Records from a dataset
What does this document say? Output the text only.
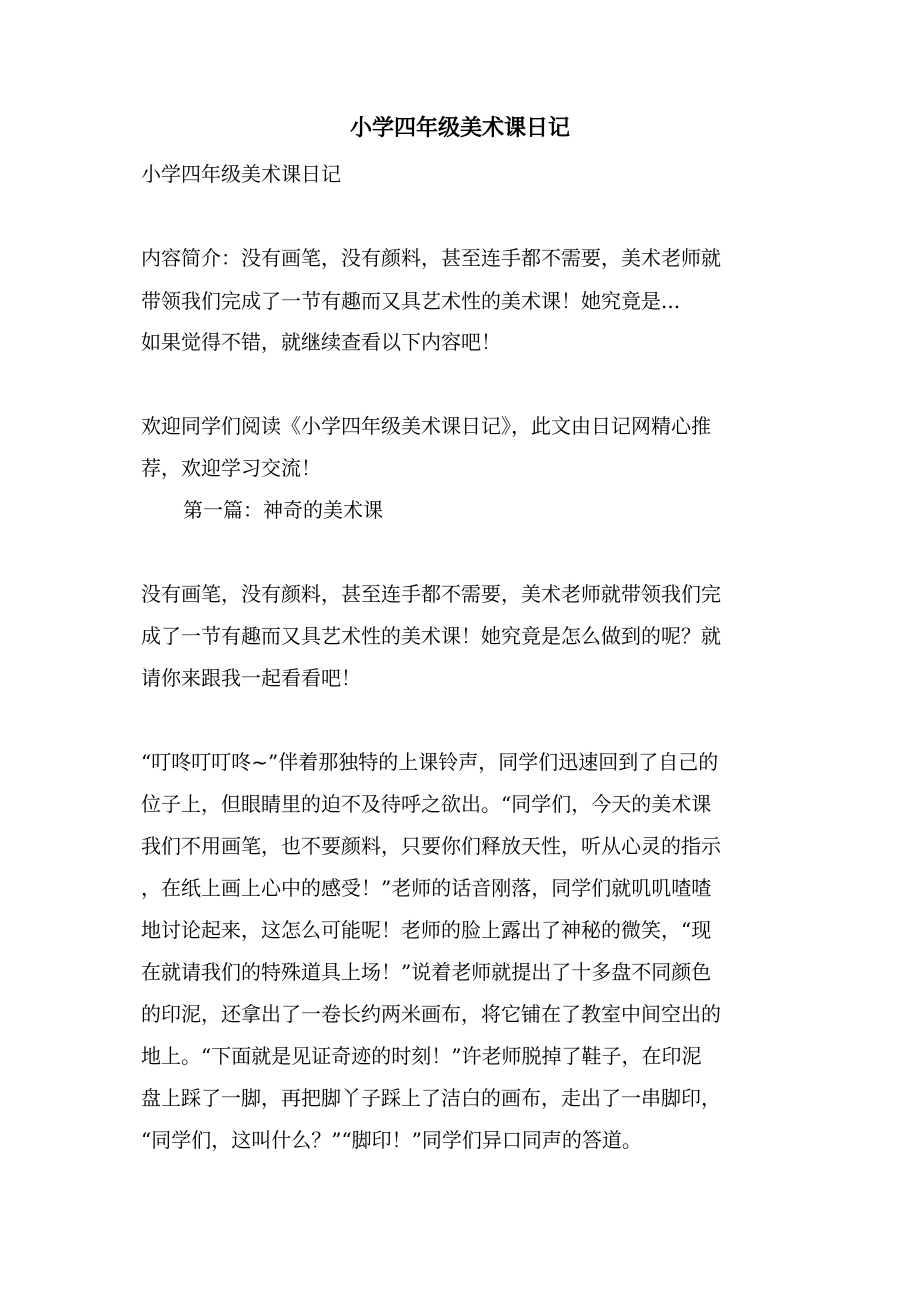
小学四年级美术课日记
小学四年级美术课日记
内容简介：没有画笔，没有颜料，甚至连手都不需要，美术老师就
带领我们完成了一节有趣而又具艺术性的美术课！她究竟是...
如果觉得不错，就继续查看以下内容吧！
欢迎同学们阅读《小学四年级美术课日记》，此文由日记网精心推
荐，欢迎学习交流！
第一篇：神奇的美术课
没有画笔，没有颜料，甚至连手都不需要，美术老师就带领我们完
成了一节有趣而又具艺术性的美术课！她究竟是怎么做到的呢？就
请你来跟我一起看看吧！
“叮咚叮叮咚~”伴着那独特的上课铃声，同学们迅速回到了自己的
位子上，但眼睛里的迫不及待呼之欲出。“同学们，今天的美术课
我们不用画笔，也不要颜料，只要你们释放天性，听从心灵的指示
，在纸上画上心中的感受！”老师的话音刚落，同学们就叽叽喳喳
地讨论起来，这怎么可能呢！老师的脸上露出了神秘的微笑，“现
在就请我们的特殊道具上场！”说着老师就提出了十多盘不同颜色
的印泥，还拿出了一卷长约两米画布，将它铺在了教室中间空出的
地上。“下面就是见证奇迹的时刻！”许老师脱掉了鞋子，在印泥
盘上踩了一脚，再把脚丫子踩上了洁白的画布，走出了一串脚印，
“同学们，这叫什么？”“脚印！”同学们异口同声的答道。
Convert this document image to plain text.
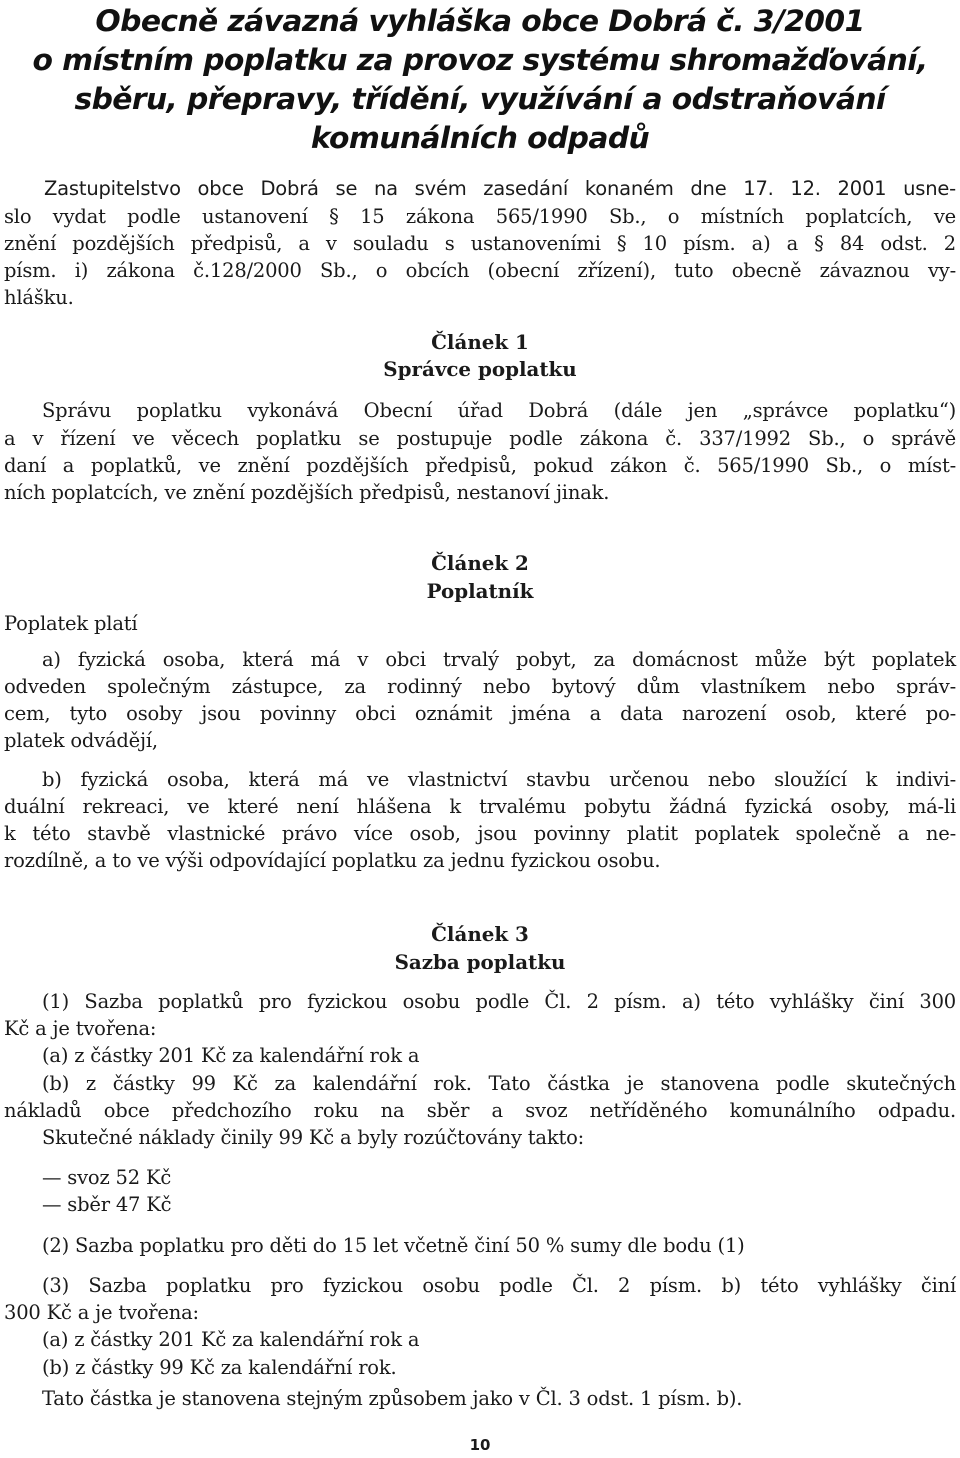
Obecně závazná vyhláška obce Dobrá č. 3/2001
o místním poplatku za provoz systému shromažďování,
sběru, přepravy, třídění, využívání a odstraňování
komunálních odpadů
Zastupitelstvo obce Dobrá se na svém zasedání konaném dne 17. 12. 2001 usne-
slo vydat podle ustanovení § 15 zákona 565/1990 Sb., o místních poplatcích, ve
znění pozdějších předpisů, a v souladu s ustanoveními § 10 písm. a) a § 84 odst. 2
písm. i) zákona č.128/2000 Sb., o obcích (obecní zřízení), tuto obecně závaznou vy-
hlášku.
Článek 1
Správce poplatku
Správu poplatku vykonává Obecní úřad Dobrá (dále jen „správce poplatku“)
a v řízení ve věcech poplatku se postupuje podle zákona č. 337/1992 Sb., o správě
daní a poplatků, ve znění pozdějších předpisů, pokud zákon č. 565/1990 Sb., o míst-
ních poplatcích, ve znění pozdějších předpisů, nestanoví jinak.
Článek 2
Poplatník
Poplatek platí
a) fyzická osoba, která má v obci trvalý pobyt, za domácnost může být poplatek
odveden společným zástupce, za rodinný nebo bytový dům vlastníkem nebo správ-
cem, tyto osoby jsou povinny obci oznámit jména a data narození osob, které po-
platek odvádějí,
b) fyzická osoba, která má ve vlastnictví stavbu určenou nebo sloužící k indivi-
duální rekreaci, ve které není hlášena k trvalému pobytu žádná fyzická osoby, má-li
k této stavbě vlastnické právo více osob, jsou povinny platit poplatek společně a ne-
rozdílně, a to ve výši odpovídající poplatku za jednu fyzickou osobu.
Článek 3
Sazba poplatku
(1) Sazba poplatků pro fyzickou osobu podle Čl. 2 písm. a) této vyhlášky činí 300
Kč a je tvořena:
(a) z částky 201 Kč za kalendářní rok a
(b) z částky 99 Kč za kalendářní rok. Tato částka je stanovena podle skutečných
nákladů obce předchozího roku na sběr a svoz netříděného komunálního odpadu.
Skutečné náklady činily 99 Kč a byly rozúčtovány takto:
— svoz 52 Kč
— sběr 47 Kč
(2) Sazba poplatku pro děti do 15 let včetně činí 50 % sumy dle bodu (1)
(3) Sazba poplatku pro fyzickou osobu podle Čl. 2 písm. b) této vyhlášky činí
300 Kč a je tvořena:
(a) z částky 201 Kč za kalendářní rok a
(b) z částky 99 Kč za kalendářní rok.
Tato částka je stanovena stejným způsobem jako v Čl. 3 odst. 1 písm. b).
10
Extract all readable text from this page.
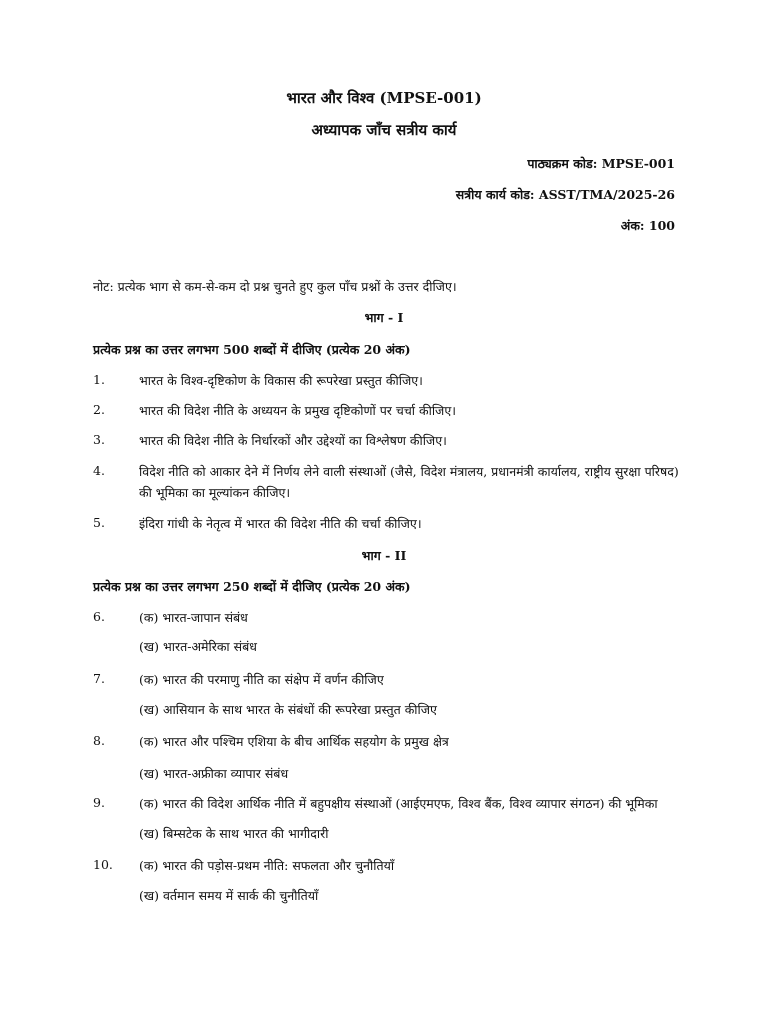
भारत और विश्व (MPSE-001)
अध्यापक जाँच सत्रीय कार्य
पाठ्यक्रम कोड: MPSE-001
सत्रीय कार्य कोड: ASST/TMA/2025-26
अंक: 100
नोट: प्रत्येक भाग से कम-से-कम दो प्रश्न चुनते हुए कुल पाँच प्रश्नों के उत्तर दीजिए।
भाग - I
प्रत्येक प्रश्न का उत्तर लगभग 500 शब्दों में दीजिए (प्रत्येक 20 अंक)
1.	भारत के विश्व-दृष्टिकोण के विकास की रूपरेखा प्रस्तुत कीजिए।
2.	भारत की विदेश नीति के अध्ययन के प्रमुख दृष्टिकोणों पर चर्चा कीजिए।
3.	भारत की विदेश नीति के निर्धारकों और उद्देश्यों का विश्लेषण कीजिए।
4.	विदेश नीति को आकार देने में निर्णय लेने वाली संस्थाओं (जैसे, विदेश मंत्रालय, प्रधानमंत्री कार्यालय, राष्ट्रीय सुरक्षा परिषद) की भूमिका का मूल्यांकन कीजिए।
5.	इंदिरा गांधी के नेतृत्व में भारत की विदेश नीति की चर्चा कीजिए।
भाग - II
प्रत्येक प्रश्न का उत्तर लगभग 250 शब्दों में दीजिए (प्रत्येक 20 अंक)
6.	(क) भारत-जापान संबंध
(ख) भारत-अमेरिका संबंध
7.	(क) भारत की परमाणु नीति का संक्षेप में वर्णन कीजिए
(ख) आसियान के साथ भारत के संबंधों की रूपरेखा प्रस्तुत कीजिए
8.	(क) भारत और पश्चिम एशिया के बीच आर्थिक सहयोग के प्रमुख क्षेत्र
(ख) भारत-अफ्रीका व्यापार संबंध
9.	(क) भारत की विदेश आर्थिक नीति में बहुपक्षीय संस्थाओं (आईएमएफ, विश्व बैंक, विश्व व्यापार संगठन) की भूमिका
(ख) बिम्सटेक के साथ भारत की भागीदारी
10. (क) भारत की पड़ोस-प्रथम नीति: सफलता और चुनौतियाँ
(ख) वर्तमान समय में सार्क की चुनौतियाँ
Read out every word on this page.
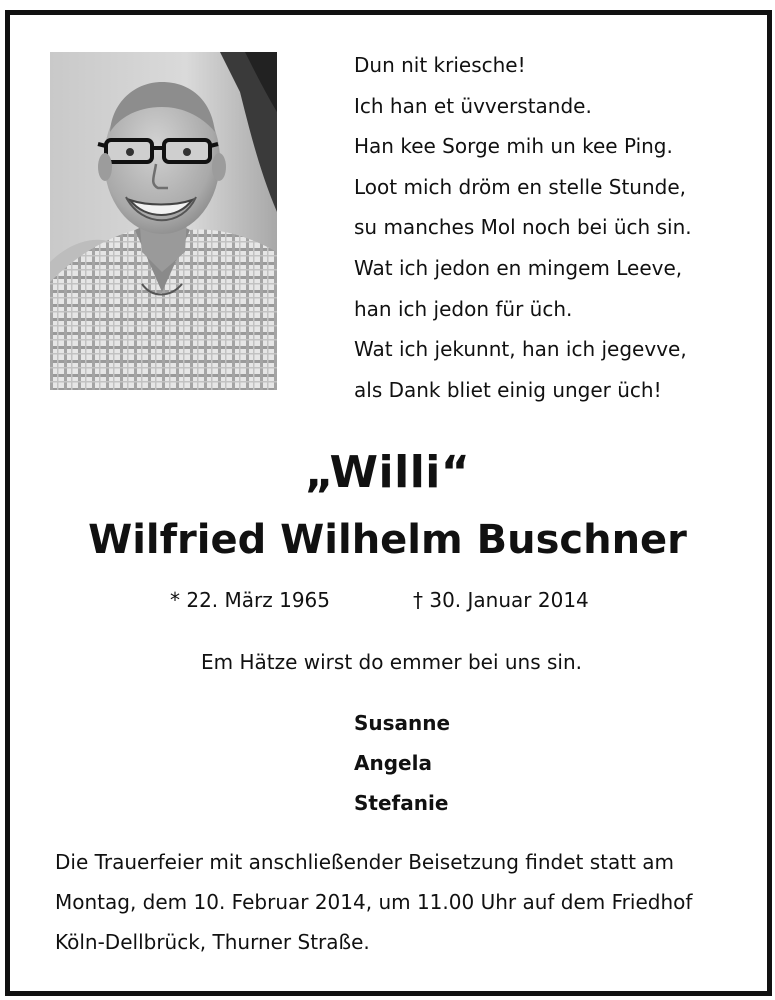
Dun nit kriesche!
Ich han et üvverstande.
Han kee Sorge mih un kee Ping.
Loot mich dröm en stelle Stunde,
su manches Mol noch bei üch sin.
Wat ich jedon en mingem Leeve,
han ich jedon für üch.
Wat ich jekunnt, han ich jegevve,
als Dank bliet einig unger üch!
„Willi“
Wilfried Wilhelm Buschner
* 22. März 1965	† 30. Januar 2014
Em Hätze wirst do emmer bei uns sin.
Susanne
Angela
Stefanie
Die Trauerfeier mit anschließender Beisetzung findet statt am
Montag, dem 10. Februar 2014, um 11.00 Uhr auf dem Friedhof
Köln-Dellbrück, Thurner Straße.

Exercise prompt »
Repeat the data in full and exactly. Omit pictures.

Result »
What does this document say? Output the text only.
小学四年级美术课日记
小学四年级美术课日记
内容简介：没有画笔，没有颜料，甚至连手都不需要，美术老师就
带领我们完成了一节有趣而又具艺术性的美术课！她究竟是...
如果觉得不错，就继续查看以下内容吧！
欢迎同学们阅读《小学四年级美术课日记》，此文由日记网精心推
荐，欢迎学习交流！
第一篇：神奇的美术课
没有画笔，没有颜料，甚至连手都不需要，美术老师就带领我们完
成了一节有趣而又具艺术性的美术课！她究竟是怎么做到的呢？就
请你来跟我一起看看吧！
“叮咚叮叮咚~”伴着那独特的上课铃声，同学们迅速回到了自己的
位子上，但眼睛里的迫不及待呼之欲出。“同学们，今天的美术课
我们不用画笔，也不要颜料，只要你们释放天性，听从心灵的指示
，在纸上画上心中的感受！”老师的话音刚落，同学们就叽叽喳喳
地讨论起来，这怎么可能呢！老师的脸上露出了神秘的微笑，“现
在就请我们的特殊道具上场！”说着老师就提出了十多盘不同颜色
的印泥，还拿出了一卷长约两米画布，将它铺在了教室中间空出的
地上。“下面就是见证奇迹的时刻！”许老师脱掉了鞋子，在印泥
盘上踩了一脚，再把脚丫子踩上了洁白的画布，走出了一串脚印，
“同学们，这叫什么？”“脚印！”同学们异口同声的答道。
Convert this document image to plain text.
Obecně závazná vyhláška obce Dobrá č. 3/2001
o místním poplatku za provoz systému shromažďování,
sběru, přepravy, třídění, využívání a odstraňování
komunálních odpadů
Zastupitelstvo obce Dobrá se na svém zasedání konaném dne 17. 12. 2001 usne-
slo vydat podle ustanovení § 15 zákona 565/1990 Sb., o místních poplatcích, ve
znění pozdějších předpisů, a v souladu s ustanoveními § 10 písm. a) a § 84 odst. 2
písm. i) zákona č.128/2000 Sb., o obcích (obecní zřízení), tuto obecně závaznou vy-
hlášku.
Článek 1
Správce poplatku
Správu poplatku vykonává Obecní úřad Dobrá (dále jen „správce poplatku“)
a v řízení ve věcech poplatku se postupuje podle zákona č. 337/1992 Sb., o správě
daní a poplatků, ve znění pozdějších předpisů, pokud zákon č. 565/1990 Sb., o míst-
ních poplatcích, ve znění pozdějších předpisů, nestanoví jinak.
Článek 2
Poplatník
Poplatek platí
a) fyzická osoba, která má v obci trvalý pobyt, za domácnost může být poplatek
odveden společným zástupce, za rodinný nebo bytový dům vlastníkem nebo správ-
cem, tyto osoby jsou povinny obci oznámit jména a data narození osob, které po-
platek odvádějí,
b) fyzická osoba, která má ve vlastnictví stavbu určenou nebo sloužící k indivi-
duální rekreaci, ve které není hlášena k trvalému pobytu žádná fyzická osoby, má-li
k této stavbě vlastnické právo více osob, jsou povinny platit poplatek společně a ne-
rozdílně, a to ve výši odpovídající poplatku za jednu fyzickou osobu.
Článek 3
Sazba poplatku
(1) Sazba poplatků pro fyzickou osobu podle Čl. 2 písm. a) této vyhlášky činí 300
Kč a je tvořena:
(a) z částky 201 Kč za kalendářní rok a
(b) z částky 99 Kč za kalendářní rok. Tato částka je stanovena podle skutečných
nákladů obce předchozího roku na sběr a svoz netříděného komunálního odpadu.
Skutečné náklady činily 99 Kč a byly rozúčtovány takto:
— svoz 52 Kč
— sběr 47 Kč
(2) Sazba poplatku pro děti do 15 let včetně činí 50 % sumy dle bodu (1)
(3) Sazba poplatku pro fyzickou osobu podle Čl. 2 písm. b) této vyhlášky činí
300 Kč a je tvořena:
(a) z částky 201 Kč za kalendářní rok a
(b) z částky 99 Kč za kalendářní rok.
Tato částka je stanovena stejným způsobem jako v Čl. 3 odst. 1 písm. b).
10
Extract all readable text from this page.
भारत और विश्व (MPSE-001)
अध्यापक जाँच सत्रीय कार्य
पाठ्यक्रम कोड: MPSE-001
सत्रीय कार्य कोड: ASST/TMA/2025-26
अंक: 100
नोट: प्रत्येक भाग से कम-से-कम दो प्रश्न चुनते हुए कुल पाँच प्रश्नों के उत्तर दीजिए।
भाग - I
प्रत्येक प्रश्न का उत्तर लगभग 500 शब्दों में दीजिए (प्रत्येक 20 अंक)
1.	भारत के विश्व-दृष्टिकोण के विकास की रूपरेखा प्रस्तुत कीजिए।
2.	भारत की विदेश नीति के अध्ययन के प्रमुख दृष्टिकोणों पर चर्चा कीजिए।
3.	भारत की विदेश नीति के निर्धारकों और उद्देश्यों का विश्लेषण कीजिए।
4.	विदेश नीति को आकार देने में निर्णय लेने वाली संस्थाओं (जैसे, विदेश मंत्रालय, प्रधानमंत्री कार्यालय, राष्ट्रीय सुरक्षा परिषद) की भूमिका का मूल्यांकन कीजिए।
5.	इंदिरा गांधी के नेतृत्व में भारत की विदेश नीति की चर्चा कीजिए।
भाग - II
प्रत्येक प्रश्न का उत्तर लगभग 250 शब्दों में दीजिए (प्रत्येक 20 अंक)
6.	(क) भारत-जापान संबंध
(ख) भारत-अमेरिका संबंध
7.	(क) भारत की परमाणु नीति का संक्षेप में वर्णन कीजिए
(ख) आसियान के साथ भारत के संबंधों की रूपरेखा प्रस्तुत कीजिए
8.	(क) भारत और पश्चिम एशिया के बीच आर्थिक सहयोग के प्रमुख क्षेत्र
(ख) भारत-अफ्रीका व्यापार संबंध
9.	(क) भारत की विदेश आर्थिक नीति में बहुपक्षीय संस्थाओं (आईएमएफ, विश्व बैंक, विश्व व्यापार संगठन) की भूमिका
(ख) बिम्सटेक के साथ भारत की भागीदारी
10. (क) भारत की पड़ोस-प्रथम नीति: सफलता और चुनौतियाँ
(ख) वर्तमान समय में सार्क की चुनौतियाँ
Read out every word on this page.
Dun nit kriesche!
Ich han et üvverstande.
Han kee Sorge mih un kee Ping.
Loot mich dröm en stelle Stunde,
su manches Mol noch bei üch sin.
Wat ich jedon en mingem Leeve,
han ich jedon für üch.
Wat ich jekunnt, han ich jegevve,
als Dank bliet einig unger üch!
„Willi“
Wilfried Wilhelm Buschner
* 22. März 1965	† 30. Januar 2014
Em Hätze wirst do emmer bei uns sin.
Susanne
Angela
Stefanie
Die Trauerfeier mit anschließender Beisetzung findet statt am
Montag, dem 10. Februar 2014, um 11.00 Uhr auf dem Friedhof
Köln-Dellbrück, Thurner Straße.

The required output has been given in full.